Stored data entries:

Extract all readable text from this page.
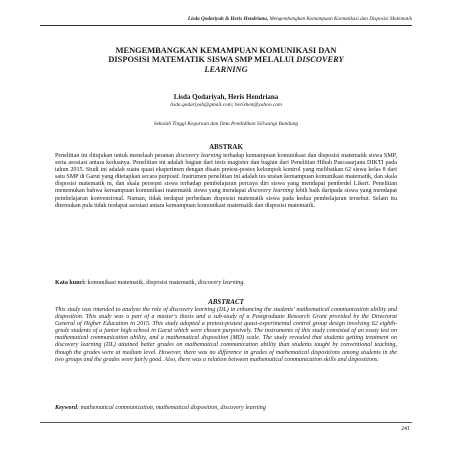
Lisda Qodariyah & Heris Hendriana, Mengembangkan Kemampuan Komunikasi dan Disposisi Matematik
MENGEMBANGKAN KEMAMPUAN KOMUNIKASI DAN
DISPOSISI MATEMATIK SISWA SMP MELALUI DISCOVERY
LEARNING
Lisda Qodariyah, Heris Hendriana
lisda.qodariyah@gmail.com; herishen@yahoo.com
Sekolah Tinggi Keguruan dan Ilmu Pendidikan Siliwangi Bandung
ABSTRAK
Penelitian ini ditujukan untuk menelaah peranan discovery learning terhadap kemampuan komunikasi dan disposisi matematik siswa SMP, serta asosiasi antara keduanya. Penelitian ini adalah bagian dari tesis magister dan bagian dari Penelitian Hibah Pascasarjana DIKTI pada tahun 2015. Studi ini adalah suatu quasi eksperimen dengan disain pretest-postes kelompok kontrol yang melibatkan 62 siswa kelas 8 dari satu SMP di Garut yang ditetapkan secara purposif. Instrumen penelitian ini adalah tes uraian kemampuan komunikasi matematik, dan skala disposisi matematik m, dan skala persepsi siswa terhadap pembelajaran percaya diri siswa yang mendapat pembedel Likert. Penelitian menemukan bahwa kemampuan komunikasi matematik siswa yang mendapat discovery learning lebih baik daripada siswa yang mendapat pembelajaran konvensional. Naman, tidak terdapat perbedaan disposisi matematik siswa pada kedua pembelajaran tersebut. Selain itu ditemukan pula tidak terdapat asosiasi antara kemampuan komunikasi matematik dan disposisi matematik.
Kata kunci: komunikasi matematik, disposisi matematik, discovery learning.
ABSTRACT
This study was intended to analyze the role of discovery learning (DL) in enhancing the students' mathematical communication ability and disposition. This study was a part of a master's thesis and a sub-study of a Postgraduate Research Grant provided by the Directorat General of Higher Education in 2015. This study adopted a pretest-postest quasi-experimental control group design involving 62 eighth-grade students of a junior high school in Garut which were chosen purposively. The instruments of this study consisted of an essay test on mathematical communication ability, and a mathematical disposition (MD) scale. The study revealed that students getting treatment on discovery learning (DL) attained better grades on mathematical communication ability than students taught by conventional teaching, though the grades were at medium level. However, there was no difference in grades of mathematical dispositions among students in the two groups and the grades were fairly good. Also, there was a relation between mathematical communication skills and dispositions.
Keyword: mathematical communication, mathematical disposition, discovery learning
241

Aim
Copy the entries exactly. Leave out the images.

Exercise result
Extract all readable text from this page.
Lisda Qodariyah & Heris Hendriana, Mengembangkan Kemampuan Komunikasi dan Disposisi Matematik
MENGEMBANGKAN KEMAMPUAN KOMUNIKASI DAN
DISPOSISI MATEMATIK SISWA SMP MELALUI DISCOVERY
LEARNING
Lisda Qodariyah, Heris Hendriana
lisda.qodariyah@gmail.com; herishen@yahoo.com
Sekolah Tinggi Keguruan dan Ilmu Pendidikan Siliwangi Bandung
ABSTRAK
Penelitian ini ditujukan untuk menelaah peranan discovery learning terhadap kemampuan komunikasi dan disposisi matematik siswa SMP, serta asosiasi antara keduanya. Penelitian ini adalah bagian dari tesis magister dan bagian dari Penelitian Hibah Pascasarjana DIKTI pada tahun 2015. Studi ini adalah suatu quasi eksperimen dengan disain pretest-postes kelompok kontrol yang melibatkan 62 siswa kelas 8 dari satu SMP di Garut yang ditetapkan secara purposif. Instrumen penelitian ini adalah tes uraian kemampuan komunikasi matematik, dan skala disposisi matematik m, dan skala persepsi siswa terhadap pembelajaran percaya diri siswa yang mendapat pembedel Likert. Penelitian menemukan bahwa kemampuan komunikasi matematik siswa yang mendapat discovery learning lebih baik daripada siswa yang mendapat pembelajaran konvensional. Naman, tidak terdapat perbedaan disposisi matematik siswa pada kedua pembelajaran tersebut. Selain itu ditemukan pula tidak terdapat asosiasi antara kemampuan komunikasi matematik dan disposisi matematik.
Kata kunci: komunikasi matematik, disposisi matematik, discovery learning.
ABSTRACT
This study was intended to analyze the role of discovery learning (DL) in enhancing the students' mathematical communication ability and disposition. This study was a part of a master's thesis and a sub-study of a Postgraduate Research Grant provided by the Directorat General of Higher Education in 2015. This study adopted a pretest-postest quasi-experimental control group design involving 62 eighth-grade students of a junior high school in Garut which were chosen purposively. The instruments of this study consisted of an essay test on mathematical communication ability, and a mathematical disposition (MD) scale. The study revealed that students getting treatment on discovery learning (DL) attained better grades on mathematical communication ability than students taught by conventional teaching, though the grades were at medium level. However, there was no difference in grades of mathematical dispositions among students in the two groups and the grades were fairly good. Also, there was a relation between mathematical communication skills and dispositions.
Keyword: mathematical communication, mathematical disposition, discovery learning
241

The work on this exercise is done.